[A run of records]
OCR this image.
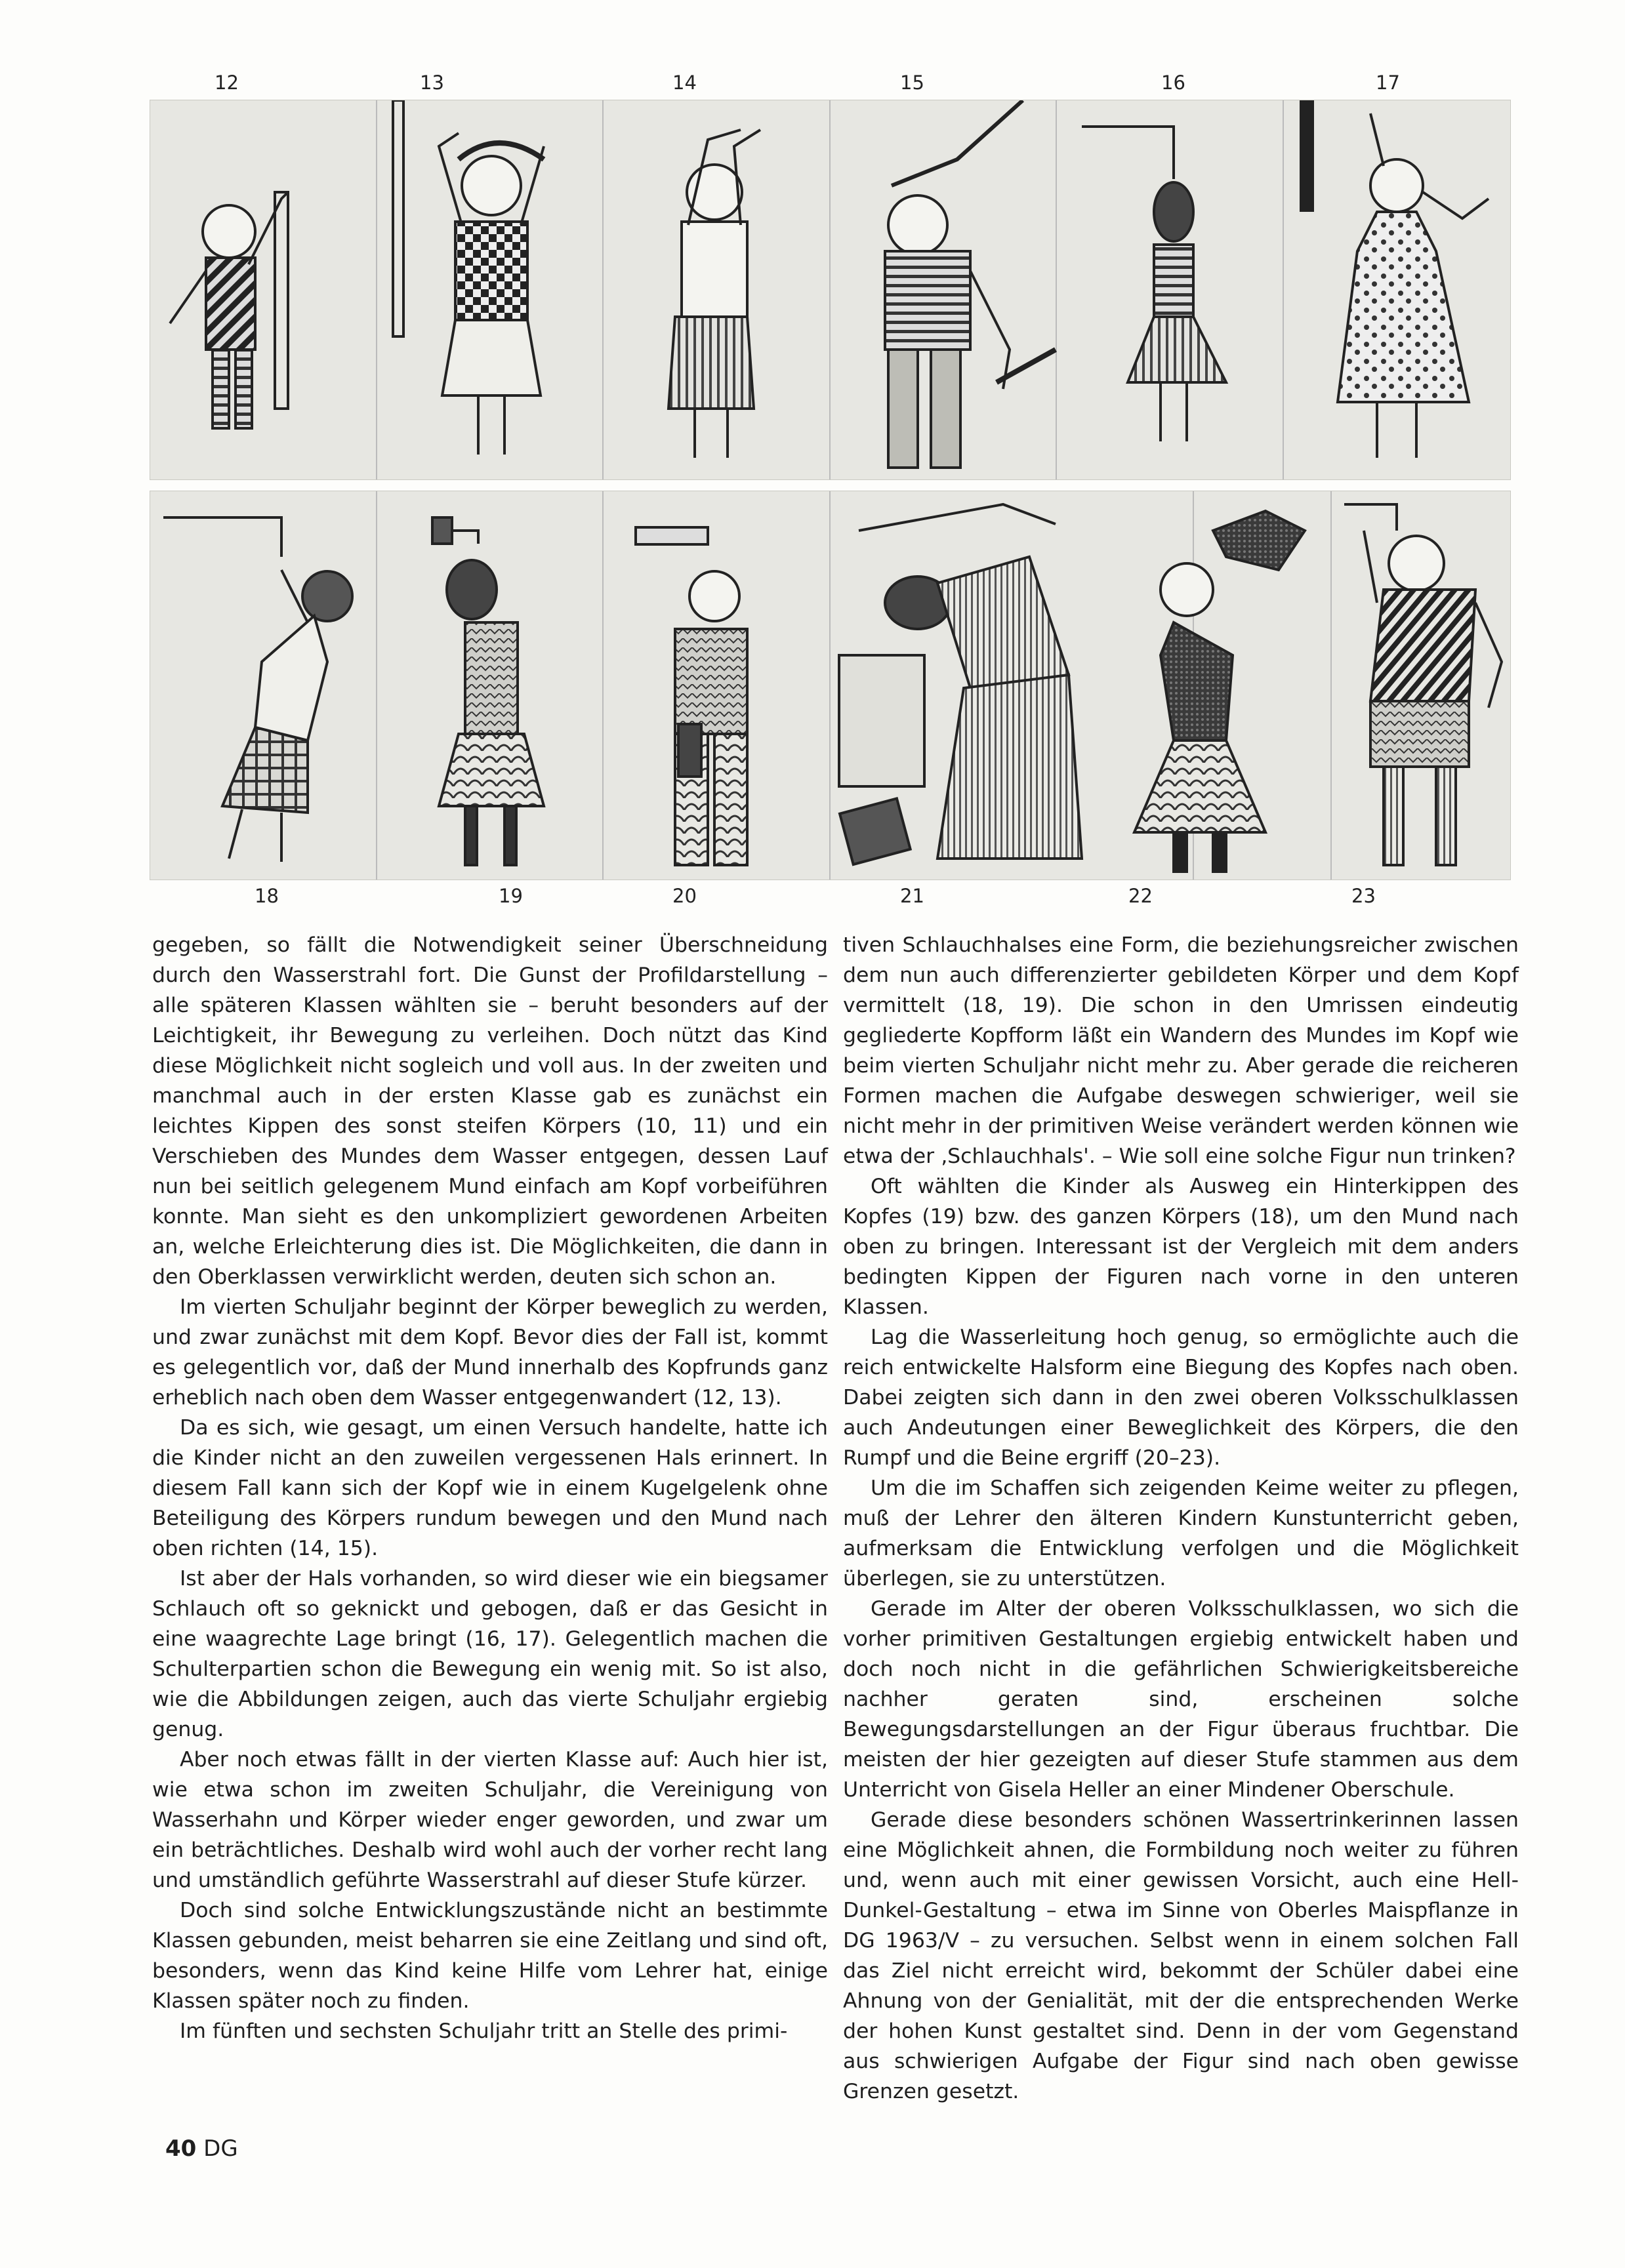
12	13	14	15	16	17
18	19	20	21	22	23

gegeben, so fällt die Notwendigkeit seiner Überschneidung durch den Wasserstrahl fort. Die Gunst der Profildarstellung – alle späteren Klassen wählten sie – beruht besonders auf der Leichtigkeit, ihr Bewegung zu verleihen. Doch nützt das Kind diese Möglichkeit nicht sogleich und voll aus. In der zweiten und manchmal auch in der ersten Klasse gab es zunächst ein leichtes Kippen des sonst steifen Körpers (10, 11) und ein Verschieben des Mundes dem Wasser entgegen, dessen Lauf nun bei seitlich gelegenem Mund einfach am Kopf vorbeiführen konnte. Man sieht es den unkompliziert gewordenen Arbeiten an, welche Erleichterung dies ist. Die Möglichkeiten, die dann in den Oberklassen verwirklicht werden, deuten sich schon an.

Im vierten Schuljahr beginnt der Körper beweglich zu werden, und zwar zunächst mit dem Kopf. Bevor dies der Fall ist, kommt es gelegentlich vor, daß der Mund innerhalb des Kopfrunds ganz erheblich nach oben dem Wasser entgegenwandert (12, 13).

Da es sich, wie gesagt, um einen Versuch handelte, hatte ich die Kinder nicht an den zuweilen vergessenen Hals erinnert. In diesem Fall kann sich der Kopf wie in einem Kugelgelenk ohne Beteiligung des Körpers rundum bewegen und den Mund nach oben richten (14, 15).

Ist aber der Hals vorhanden, so wird dieser wie ein biegsamer Schlauch oft so geknickt und gebogen, daß er das Gesicht in eine waagrechte Lage bringt (16, 17). Gelegentlich machen die Schulterpartien schon die Bewegung ein wenig mit. So ist also, wie die Abbildungen zeigen, auch das vierte Schuljahr ergiebig genug.

Aber noch etwas fällt in der vierten Klasse auf: Auch hier ist, wie etwa schon im zweiten Schuljahr, die Vereinigung von Wasserhahn und Körper wieder enger geworden, und zwar um ein beträchtliches. Deshalb wird wohl auch der vorher recht lang und umständlich geführte Wasserstrahl auf dieser Stufe kürzer.

Doch sind solche Entwicklungszustände nicht an bestimmte Klassen gebunden, meist beharren sie eine Zeitlang und sind oft, besonders, wenn das Kind keine Hilfe vom Lehrer hat, einige Klassen später noch zu finden.

Im fünften und sechsten Schuljahr tritt an Stelle des primi-

tiven Schlauchhalses eine Form, die beziehungsreicher zwischen dem nun auch differenzierter gebildeten Körper und dem Kopf vermittelt (18, 19). Die schon in den Umrissen eindeutig gegliederte Kopfform läßt ein Wandern des Mundes im Kopf wie beim vierten Schuljahr nicht mehr zu. Aber gerade die reicheren Formen machen die Aufgabe deswegen schwieriger, weil sie nicht mehr in der primitiven Weise verändert werden können wie etwa der ‚Schlauchhals'. – Wie soll eine solche Figur nun trinken?

Oft wählten die Kinder als Ausweg ein Hinterkippen des Kopfes (19) bzw. des ganzen Körpers (18), um den Mund nach oben zu bringen. Interessant ist der Vergleich mit dem anders bedingten Kippen der Figuren nach vorne in den unteren Klassen.

Lag die Wasserleitung hoch genug, so ermöglichte auch die reich entwickelte Halsform eine Biegung des Kopfes nach oben. Dabei zeigten sich dann in den zwei oberen Volksschulklassen auch Andeutungen einer Beweglichkeit des Körpers, die den Rumpf und die Beine ergriff (20–23).

Um die im Schaffen sich zeigenden Keime weiter zu pflegen, muß der Lehrer den älteren Kindern Kunstunterricht geben, aufmerksam die Entwicklung verfolgen und die Möglichkeit überlegen, sie zu unterstützen.

Gerade im Alter der oberen Volksschulklassen, wo sich die vorher primitiven Gestaltungen ergiebig entwickelt haben und doch noch nicht in die gefährlichen Schwierigkeitsbereiche nachher geraten sind, erscheinen solche Bewegungsdarstellungen an der Figur überaus fruchtbar. Die meisten der hier gezeigten auf dieser Stufe stammen aus dem Unterricht von Gisela Heller an einer Mindener Oberschule.

Gerade diese besonders schönen Wassertrinkerinnen lassen eine Möglichkeit ahnen, die Formbildung noch weiter zu führen und, wenn auch mit einer gewissen Vorsicht, auch eine Hell-Dunkel-Gestaltung – etwa im Sinne von Oberles Maispflanze in DG 1963/V – zu versuchen. Selbst wenn in einem solchen Fall das Ziel nicht erreicht wird, bekommt der Schüler dabei eine Ahnung von der Genialität, mit der die entsprechenden Werke der hohen Kunst gestaltet sind. Denn in der vom Gegenstand aus schwierigen Aufgabe der Figur sind nach oben gewisse Grenzen gesetzt.

40 DG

### The request
What is needed is an exact reproduction of the data, pictures excluded.

### Answer to the exercise
OCR this image.
12	13	14	15	16	17
18	19	20	21	22	23

gegeben, so fällt die Notwendigkeit seiner Überschneidung durch den Wasserstrahl fort. Die Gunst der Profildarstellung – alle späteren Klassen wählten sie – beruht besonders auf der Leichtigkeit, ihr Bewegung zu verleihen. Doch nützt das Kind diese Möglichkeit nicht sogleich und voll aus. In der zweiten und manchmal auch in der ersten Klasse gab es zunächst ein leichtes Kippen des sonst steifen Körpers (10, 11) und ein Verschieben des Mundes dem Wasser entgegen, dessen Lauf nun bei seitlich gelegenem Mund einfach am Kopf vorbeiführen konnte. Man sieht es den unkompliziert gewordenen Arbeiten an, welche Erleichterung dies ist. Die Möglichkeiten, die dann in den Oberklassen verwirklicht werden, deuten sich schon an.

Im vierten Schuljahr beginnt der Körper beweglich zu werden, und zwar zunächst mit dem Kopf. Bevor dies der Fall ist, kommt es gelegentlich vor, daß der Mund innerhalb des Kopfrunds ganz erheblich nach oben dem Wasser entgegenwandert (12, 13).

Da es sich, wie gesagt, um einen Versuch handelte, hatte ich die Kinder nicht an den zuweilen vergessenen Hals erinnert. In diesem Fall kann sich der Kopf wie in einem Kugelgelenk ohne Beteiligung des Körpers rundum bewegen und den Mund nach oben richten (14, 15).

Ist aber der Hals vorhanden, so wird dieser wie ein biegsamer Schlauch oft so geknickt und gebogen, daß er das Gesicht in eine waagrechte Lage bringt (16, 17). Gelegentlich machen die Schulterpartien schon die Bewegung ein wenig mit. So ist also, wie die Abbildungen zeigen, auch das vierte Schuljahr ergiebig genug.

Aber noch etwas fällt in der vierten Klasse auf: Auch hier ist, wie etwa schon im zweiten Schuljahr, die Vereinigung von Wasserhahn und Körper wieder enger geworden, und zwar um ein beträchtliches. Deshalb wird wohl auch der vorher recht lang und umständlich geführte Wasserstrahl auf dieser Stufe kürzer.

Doch sind solche Entwicklungszustände nicht an bestimmte Klassen gebunden, meist beharren sie eine Zeitlang und sind oft, besonders, wenn das Kind keine Hilfe vom Lehrer hat, einige Klassen später noch zu finden.

Im fünften und sechsten Schuljahr tritt an Stelle des primi-

tiven Schlauchhalses eine Form, die beziehungsreicher zwischen dem nun auch differenzierter gebildeten Körper und dem Kopf vermittelt (18, 19). Die schon in den Umrissen eindeutig gegliederte Kopfform läßt ein Wandern des Mundes im Kopf wie beim vierten Schuljahr nicht mehr zu. Aber gerade die reicheren Formen machen die Aufgabe deswegen schwieriger, weil sie nicht mehr in der primitiven Weise verändert werden können wie etwa der ‚Schlauchhals'. – Wie soll eine solche Figur nun trinken?

Oft wählten die Kinder als Ausweg ein Hinterkippen des Kopfes (19) bzw. des ganzen Körpers (18), um den Mund nach oben zu bringen. Interessant ist der Vergleich mit dem anders bedingten Kippen der Figuren nach vorne in den unteren Klassen.

Lag die Wasserleitung hoch genug, so ermöglichte auch die reich entwickelte Halsform eine Biegung des Kopfes nach oben. Dabei zeigten sich dann in den zwei oberen Volksschulklassen auch Andeutungen einer Beweglichkeit des Körpers, die den Rumpf und die Beine ergriff (20–23).

Um die im Schaffen sich zeigenden Keime weiter zu pflegen, muß der Lehrer den älteren Kindern Kunstunterricht geben, aufmerksam die Entwicklung verfolgen und die Möglichkeit überlegen, sie zu unterstützen.

Gerade im Alter der oberen Volksschulklassen, wo sich die vorher primitiven Gestaltungen ergiebig entwickelt haben und doch noch nicht in die gefährlichen Schwierigkeitsbereiche nachher geraten sind, erscheinen solche Bewegungsdarstellungen an der Figur überaus fruchtbar. Die meisten der hier gezeigten auf dieser Stufe stammen aus dem Unterricht von Gisela Heller an einer Mindener Oberschule.

Gerade diese besonders schönen Wassertrinkerinnen lassen eine Möglichkeit ahnen, die Formbildung noch weiter zu führen und, wenn auch mit einer gewissen Vorsicht, auch eine Hell-Dunkel-Gestaltung – etwa im Sinne von Oberles Maispflanze in DG 1963/V – zu versuchen. Selbst wenn in einem solchen Fall das Ziel nicht erreicht wird, bekommt der Schüler dabei eine Ahnung von der Genialität, mit der die entsprechenden Werke der hohen Kunst gestaltet sind. Denn in der vom Gegenstand aus schwierigen Aufgabe der Figur sind nach oben gewisse Grenzen gesetzt.

40 DG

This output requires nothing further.